**Your objective**
Each entry below should be echoed exactly, with pictures omitted.

══ Listed records ══

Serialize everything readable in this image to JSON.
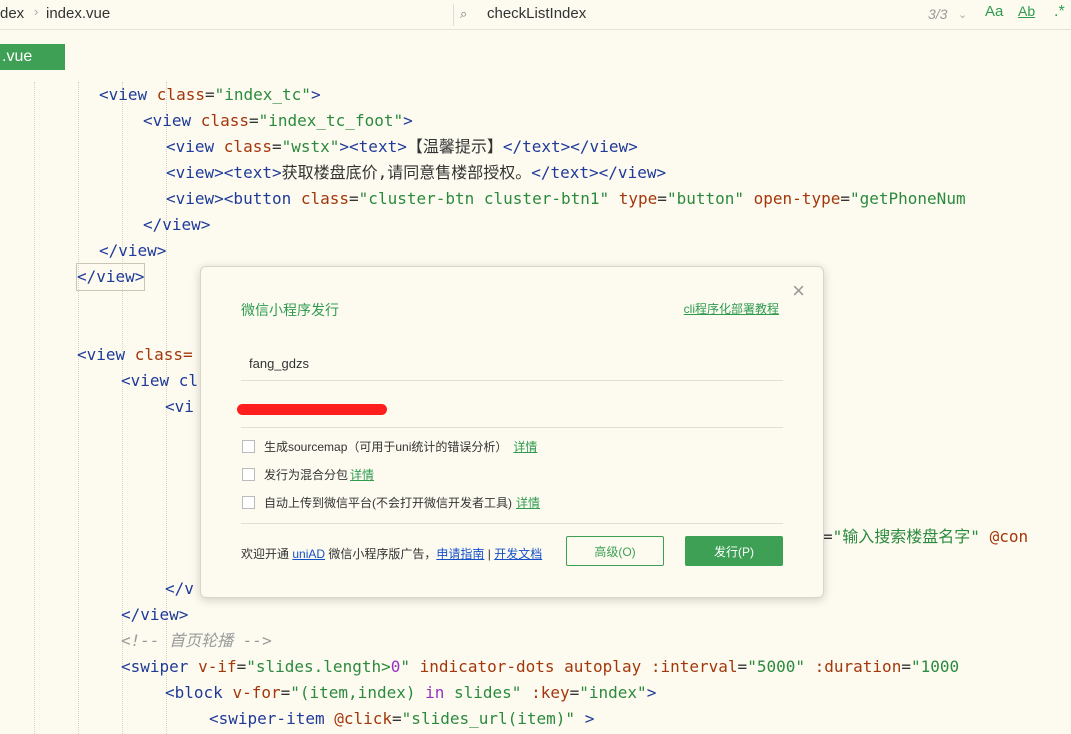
{
  "topbar": {
    "crumb1": "dex",
    "crumb2": "index.vue",
    "symbol": "checkListIndex",
    "match_count": "3/3",
    "icon_aa": "Aa",
    "icon_ab": "Ab"
  },
  "file_tab": ".vue",
  "code": {
    "l1": [
      "<view ",
      "class",
      "=",
      "\"index_tc\"",
      ">"
    ],
    "l2": [
      "<view ",
      "class",
      "=",
      "\"index_tc_foot\"",
      ">"
    ],
    "l3": [
      "<view ",
      "class",
      "=",
      "\"wstx\"",
      "><text>",
      "【温馨提示】",
      "</text></view>"
    ],
    "l4": [
      "<view><text>",
      "获取楼盘底价,请同意售楼部授权。",
      "</text></view>"
    ],
    "l5": [
      "<view><button ",
      "class",
      "=",
      "\"cluster-btn cluster-btn1\"",
      " ",
      "type",
      "=",
      "\"button\"",
      " ",
      "open-type",
      "=",
      "\"getPhoneNum"
    ],
    "l6": "</view>",
    "l7": "</view>",
    "l8": "</view>",
    "l9": [
      "<view ",
      "class="
    ],
    "l10": "<view cl",
    "l11": "<vi",
    "l12": [
      "=",
      "\"输入搜索楼盘名字\"",
      " ",
      "@con"
    ],
    "l13": "</v",
    "l14": "</view>",
    "l15": "<!-- 首页轮播 -->",
    "l16": [
      "<swiper ",
      "v-if",
      "=",
      "\"slides.length>",
      "0",
      "\"",
      " indicator-dots autoplay ",
      ":interval",
      "=",
      "\"5000\"",
      " ",
      ":duration",
      "=",
      "\"1000"
    ],
    "l17": [
      "<block ",
      "v-for",
      "=",
      "\"(item,index) ",
      "in",
      " slides\"",
      " ",
      ":key",
      "=",
      "\"index\"",
      ">"
    ],
    "l18": [
      "<swiper-item ",
      "@click",
      "=",
      "\"slides_url(item)\"",
      " >"
    ]
  },
  "dialog": {
    "title": "微信小程序发行",
    "doc_link": "cli程序化部署教程",
    "appid": "fang_gdzs",
    "options": [
      {
        "label": "生成sourcemap（可用于uni统计的错误分析）",
        "link": "详情",
        "checked": false
      },
      {
        "label": "发行为混合分包",
        "link": "详情",
        "checked": false
      },
      {
        "label": "自动上传到微信平台(不会打开微信开发者工具)",
        "link": "详情",
        "checked": false
      }
    ],
    "footer_prefix": "欢迎开通 ",
    "footer_link1": "uniAD",
    "footer_mid": " 微信小程序版广告，",
    "footer_link2": "申请指南",
    "footer_bar": " | ",
    "footer_link3": "开发文档",
    "advanced_button": "高级(O)",
    "publish_button": "发行(P)"
  }
}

═══

**Output of the exercise**
Serialize everything readable in this image to JSON.
{
  "topbar": {
    "crumb1": "dex",
    "crumb2": "index.vue",
    "symbol": "checkListIndex",
    "match_count": "3/3",
    "icon_aa": "Aa",
    "icon_ab": "Ab"
  },
  "file_tab": ".vue",
  "code": {
    "l1": [
      "<view ",
      "class",
      "=",
      "\"index_tc\"",
      ">"
    ],
    "l2": [
      "<view ",
      "class",
      "=",
      "\"index_tc_foot\"",
      ">"
    ],
    "l3": [
      "<view ",
      "class",
      "=",
      "\"wstx\"",
      "><text>",
      "【温馨提示】",
      "</text></view>"
    ],
    "l4": [
      "<view><text>",
      "获取楼盘底价,请同意售楼部授权。",
      "</text></view>"
    ],
    "l5": [
      "<view><button ",
      "class",
      "=",
      "\"cluster-btn cluster-btn1\"",
      " ",
      "type",
      "=",
      "\"button\"",
      " ",
      "open-type",
      "=",
      "\"getPhoneNum"
    ],
    "l6": "</view>",
    "l7": "</view>",
    "l8": "</view>",
    "l9": [
      "<view ",
      "class="
    ],
    "l10": "<view cl",
    "l11": "<vi",
    "l12": [
      "=",
      "\"输入搜索楼盘名字\"",
      " ",
      "@con"
    ],
    "l13": "</v",
    "l14": "</view>",
    "l15": "<!-- 首页轮播 -->",
    "l16": [
      "<swiper ",
      "v-if",
      "=",
      "\"slides.length>",
      "0",
      "\"",
      " indicator-dots autoplay ",
      ":interval",
      "=",
      "\"5000\"",
      " ",
      ":duration",
      "=",
      "\"1000"
    ],
    "l17": [
      "<block ",
      "v-for",
      "=",
      "\"(item,index) ",
      "in",
      " slides\"",
      " ",
      ":key",
      "=",
      "\"index\"",
      ">"
    ],
    "l18": [
      "<swiper-item ",
      "@click",
      "=",
      "\"slides_url(item)\"",
      " >"
    ]
  },
  "dialog": {
    "title": "微信小程序发行",
    "doc_link": "cli程序化部署教程",
    "appid": "fang_gdzs",
    "options": [
      {
        "label": "生成sourcemap（可用于uni统计的错误分析）",
        "link": "详情",
        "checked": false
      },
      {
        "label": "发行为混合分包",
        "link": "详情",
        "checked": false
      },
      {
        "label": "自动上传到微信平台(不会打开微信开发者工具)",
        "link": "详情",
        "checked": false
      }
    ],
    "footer_prefix": "欢迎开通 ",
    "footer_link1": "uniAD",
    "footer_mid": " 微信小程序版广告，",
    "footer_link2": "申请指南",
    "footer_bar": " | ",
    "footer_link3": "开发文档",
    "advanced_button": "高级(O)",
    "publish_button": "发行(P)"
  }
}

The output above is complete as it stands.